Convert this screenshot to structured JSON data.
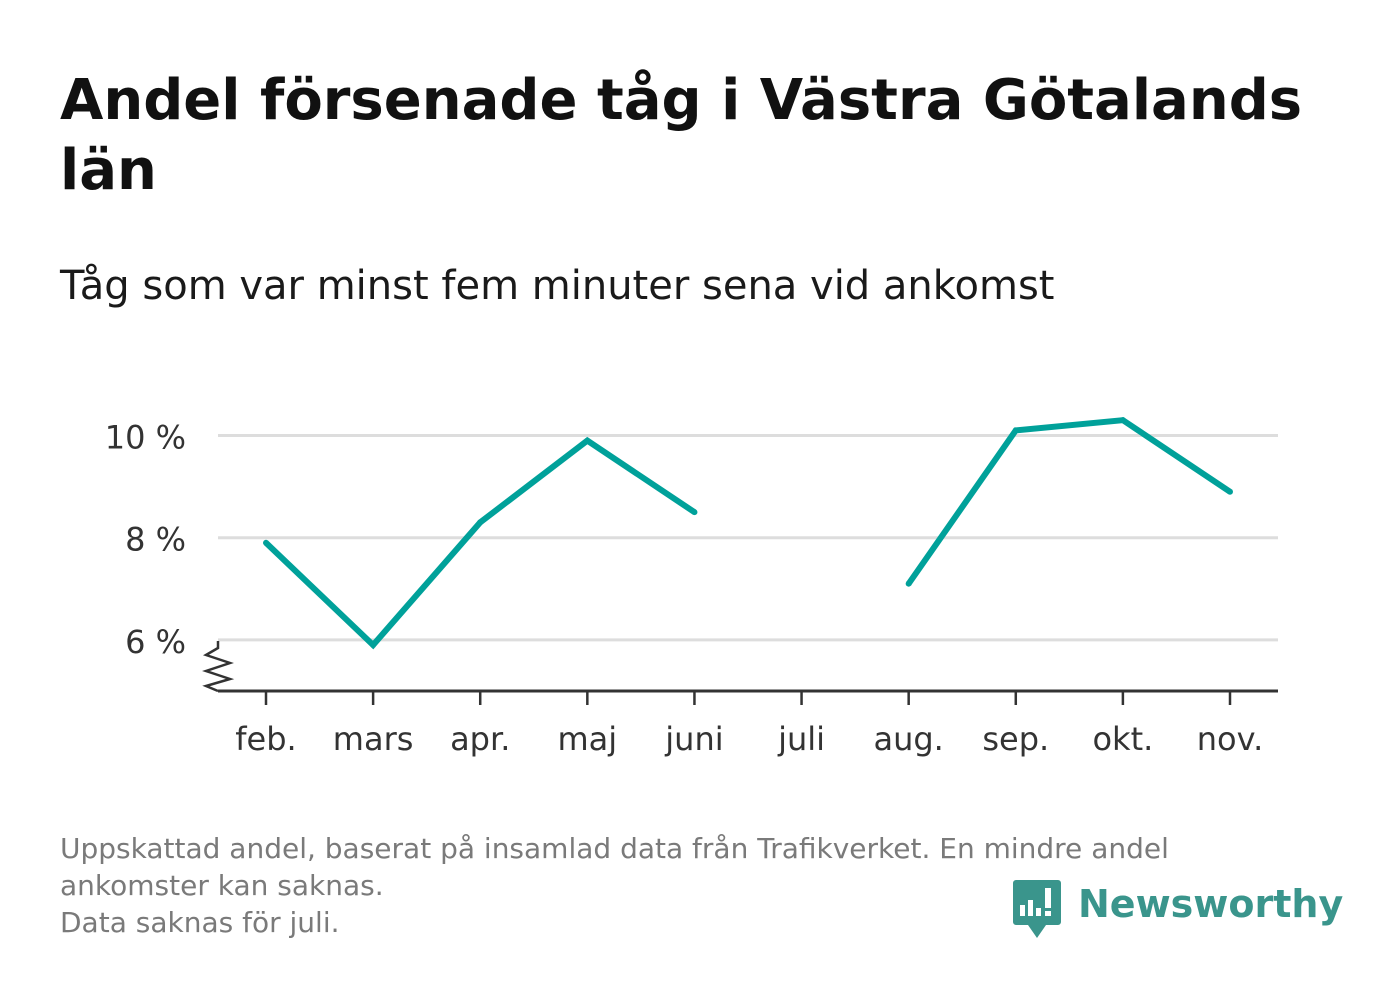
{
  "title": "Andel försenade tåg i Västra Götalands län",
  "subtitle": "Tåg som var minst fem minuter sena vid ankomst",
  "footnote": {
    "line1": "Uppskattad andel, baserat på insamlad data från Trafikverket. En mindre andel ankomster kan saknas.",
    "line2": "Data saknas för juli."
  },
  "brand": {
    "name": "Newsworthy",
    "color": "#3a958c",
    "icon": "chart-bubble-icon"
  },
  "chart_data": {
    "type": "line",
    "title": "Andel försenade tåg i Västra Götalands län",
    "subtitle": "Tåg som var minst fem minuter sena vid ankomst",
    "xlabel": "",
    "ylabel": "",
    "categories": [
      "feb.",
      "mars",
      "apr.",
      "maj",
      "juni",
      "juli",
      "aug.",
      "sep.",
      "okt.",
      "nov."
    ],
    "series": [
      {
        "values": [
          7.9,
          5.9,
          8.3,
          9.9,
          8.5,
          null,
          7.1,
          10.1,
          10.3,
          8.9
        ]
      }
    ],
    "ylim": [
      5,
      10.8
    ],
    "yticks": [
      6,
      8,
      10
    ],
    "ytick_labels": [
      "6 %",
      "8 %",
      "10 %"
    ],
    "axis_break": true,
    "grid": true,
    "legend": "none",
    "line_color": "#00a19a",
    "grid_color": "#dddddd",
    "axis_color": "#333333"
  }
}
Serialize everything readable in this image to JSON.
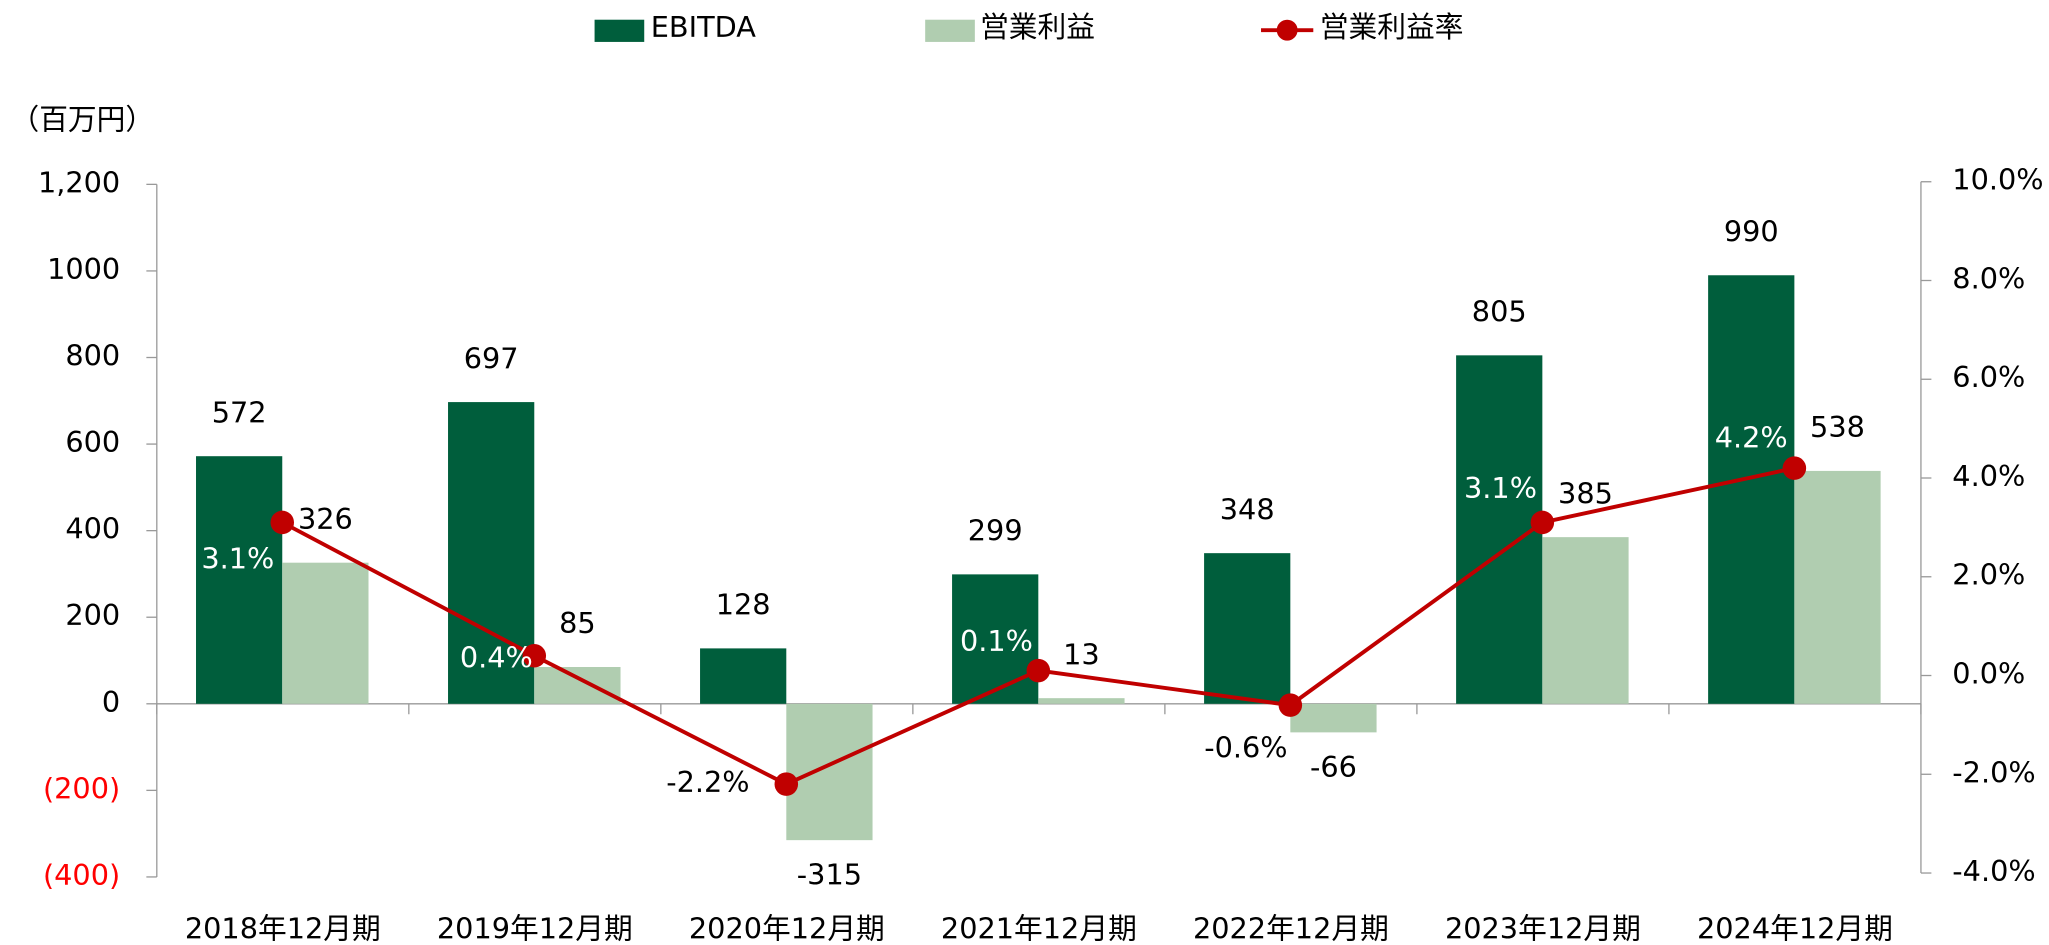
{
  "chart_data": {
    "type": "bar",
    "y_label": "（百万円）",
    "categories": [
      "2018年12月期",
      "2019年12月期",
      "2020年12月期",
      "2021年12月期",
      "2022年12月期",
      "2023年12月期",
      "2024年12月期"
    ],
    "series": [
      {
        "name": "EBITDA",
        "color": "#005e3c",
        "values": [
          572,
          697,
          128,
          299,
          348,
          805,
          990
        ]
      },
      {
        "name": "営業利益",
        "color": "#b0cdb0",
        "values": [
          326,
          85,
          -315,
          13,
          -66,
          385,
          538
        ]
      },
      {
        "name": "営業利益率",
        "type": "line",
        "axis": "y2",
        "color": "#c00000",
        "values": [
          3.1,
          0.4,
          -2.2,
          0.1,
          -0.6,
          3.1,
          4.2
        ],
        "value_labels": [
          "3.1%",
          "0.4%",
          "-2.2%",
          "0.1%",
          "-0.6%",
          "3.1%",
          "4.2%"
        ]
      }
    ],
    "ylim": [
      -400,
      1200
    ],
    "yticks": [
      {
        "value": -400,
        "label": "(400)"
      },
      {
        "value": -200,
        "label": "(200)"
      },
      0,
      200,
      400,
      600,
      800,
      1000,
      {
        "value": 1200,
        "label": "1,200"
      }
    ],
    "y2lim": [
      -4,
      10
    ],
    "y2ticks": [
      {
        "value": -4,
        "label": "-4.0%"
      },
      {
        "value": -2,
        "label": "-2.0%"
      },
      {
        "value": 0,
        "label": "0.0%"
      },
      {
        "value": 2,
        "label": "2.0%"
      },
      {
        "value": 4,
        "label": "4.0%"
      },
      {
        "value": 6,
        "label": "6.0%"
      },
      {
        "value": 8,
        "label": "8.0%"
      },
      {
        "value": 10,
        "label": "10.0%"
      }
    ],
    "negative_tick_color": "#ff0000"
  }
}
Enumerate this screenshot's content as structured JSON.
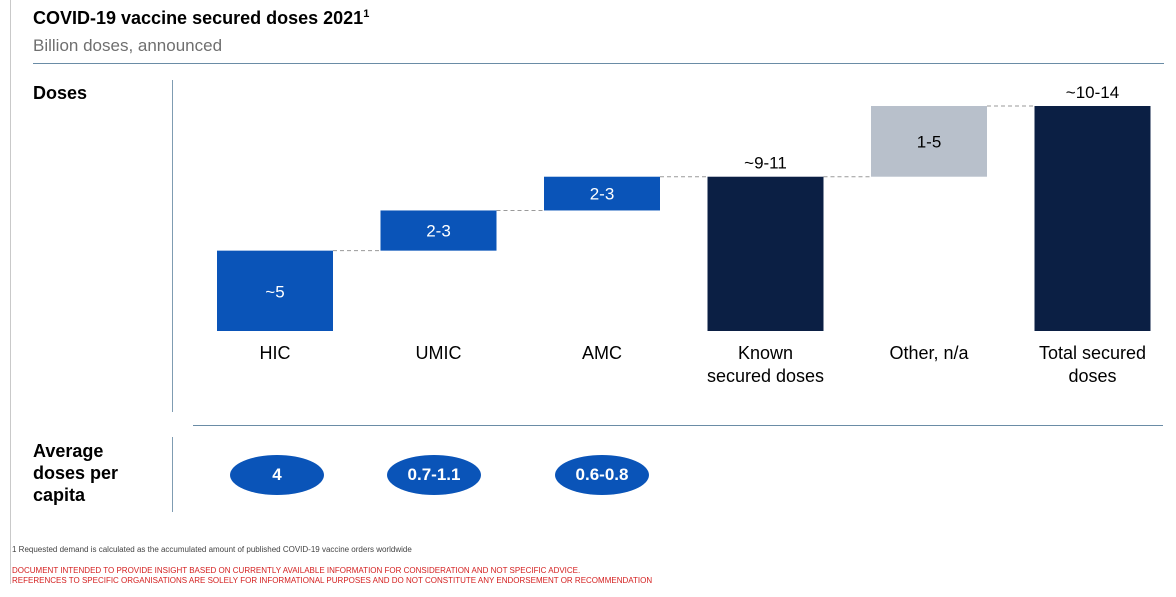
{
  "header": {
    "title": "COVID-19 vaccine secured doses 2021",
    "title_sup": "1",
    "subtitle": "Billion doses, announced"
  },
  "sections": {
    "doses_label": "Doses",
    "per_capita_label": "Average doses per capita"
  },
  "chart_data": {
    "type": "bar",
    "subtype": "waterfall",
    "title": "COVID-19 vaccine secured doses 2021",
    "ylabel": "Billion doses, announced",
    "ylim": [
      0,
      14
    ],
    "categories": [
      "HIC",
      "UMIC",
      "AMC",
      "Known secured doses",
      "Other, n/a",
      "Total secured doses"
    ],
    "bars": [
      {
        "category": "HIC",
        "label": "~5",
        "start": 0,
        "end": 5,
        "kind": "increment"
      },
      {
        "category": "UMIC",
        "label": "2-3",
        "start": 5,
        "end": 7.5,
        "kind": "increment"
      },
      {
        "category": "AMC",
        "label": "2-3",
        "start": 7.5,
        "end": 9.6,
        "kind": "increment"
      },
      {
        "category": "Known secured doses",
        "label": "~9-11",
        "start": 0,
        "end": 9.6,
        "kind": "total"
      },
      {
        "category": "Other, n/a",
        "label": "1-5",
        "start": 9.6,
        "end": 14,
        "kind": "other"
      },
      {
        "category": "Total secured doses",
        "label": "~10-14",
        "start": 0,
        "end": 14,
        "kind": "total"
      }
    ],
    "colors": {
      "increment": "#0a54b8",
      "total": "#0b1f44",
      "other": "#b8c0cb",
      "connector": "#9a9a9a"
    },
    "connectors": "dashed"
  },
  "per_capita": [
    {
      "category": "HIC",
      "value": "4"
    },
    {
      "category": "UMIC",
      "value": "0.7-1.1"
    },
    {
      "category": "AMC",
      "value": "0.6-0.8"
    }
  ],
  "footer": {
    "footnote": "1 Requested demand is calculated as the accumulated amount of published COVID-19 vaccine orders worldwide",
    "disclaimer_line1": "DOCUMENT INTENDED TO PROVIDE INSIGHT BASED ON CURRENTLY AVAILABLE INFORMATION FOR CONSIDERATION AND NOT SPECIFIC ADVICE.",
    "disclaimer_line2": "REFERENCES TO SPECIFIC ORGANISATIONS ARE SOLELY FOR INFORMATIONAL PURPOSES AND DO NOT CONSTITUTE ANY ENDORSEMENT OR RECOMMENDATION"
  }
}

REQUIREMENT: Write out the lines of the material from the one containing "Enumerate this screenshot's" through the last, exactly and only those. Leave every picture out.

RESPONSE BELOW:
Enumerate this screenshot's content as structured JSON.
{
  "header": {
    "title": "COVID-19 vaccine secured doses 2021",
    "title_sup": "1",
    "subtitle": "Billion doses, announced"
  },
  "sections": {
    "doses_label": "Doses",
    "per_capita_label": "Average doses per capita"
  },
  "chart_data": {
    "type": "bar",
    "subtype": "waterfall",
    "title": "COVID-19 vaccine secured doses 2021",
    "ylabel": "Billion doses, announced",
    "ylim": [
      0,
      14
    ],
    "categories": [
      "HIC",
      "UMIC",
      "AMC",
      "Known secured doses",
      "Other, n/a",
      "Total secured doses"
    ],
    "bars": [
      {
        "category": "HIC",
        "label": "~5",
        "start": 0,
        "end": 5,
        "kind": "increment"
      },
      {
        "category": "UMIC",
        "label": "2-3",
        "start": 5,
        "end": 7.5,
        "kind": "increment"
      },
      {
        "category": "AMC",
        "label": "2-3",
        "start": 7.5,
        "end": 9.6,
        "kind": "increment"
      },
      {
        "category": "Known secured doses",
        "label": "~9-11",
        "start": 0,
        "end": 9.6,
        "kind": "total"
      },
      {
        "category": "Other, n/a",
        "label": "1-5",
        "start": 9.6,
        "end": 14,
        "kind": "other"
      },
      {
        "category": "Total secured doses",
        "label": "~10-14",
        "start": 0,
        "end": 14,
        "kind": "total"
      }
    ],
    "colors": {
      "increment": "#0a54b8",
      "total": "#0b1f44",
      "other": "#b8c0cb",
      "connector": "#9a9a9a"
    },
    "connectors": "dashed"
  },
  "per_capita": [
    {
      "category": "HIC",
      "value": "4"
    },
    {
      "category": "UMIC",
      "value": "0.7-1.1"
    },
    {
      "category": "AMC",
      "value": "0.6-0.8"
    }
  ],
  "footer": {
    "footnote": "1 Requested demand is calculated as the accumulated amount of published COVID-19 vaccine orders worldwide",
    "disclaimer_line1": "DOCUMENT INTENDED TO PROVIDE INSIGHT BASED ON CURRENTLY AVAILABLE INFORMATION FOR CONSIDERATION AND NOT SPECIFIC ADVICE.",
    "disclaimer_line2": "REFERENCES TO SPECIFIC ORGANISATIONS ARE SOLELY FOR INFORMATIONAL PURPOSES AND DO NOT CONSTITUTE ANY ENDORSEMENT OR RECOMMENDATION"
  }
}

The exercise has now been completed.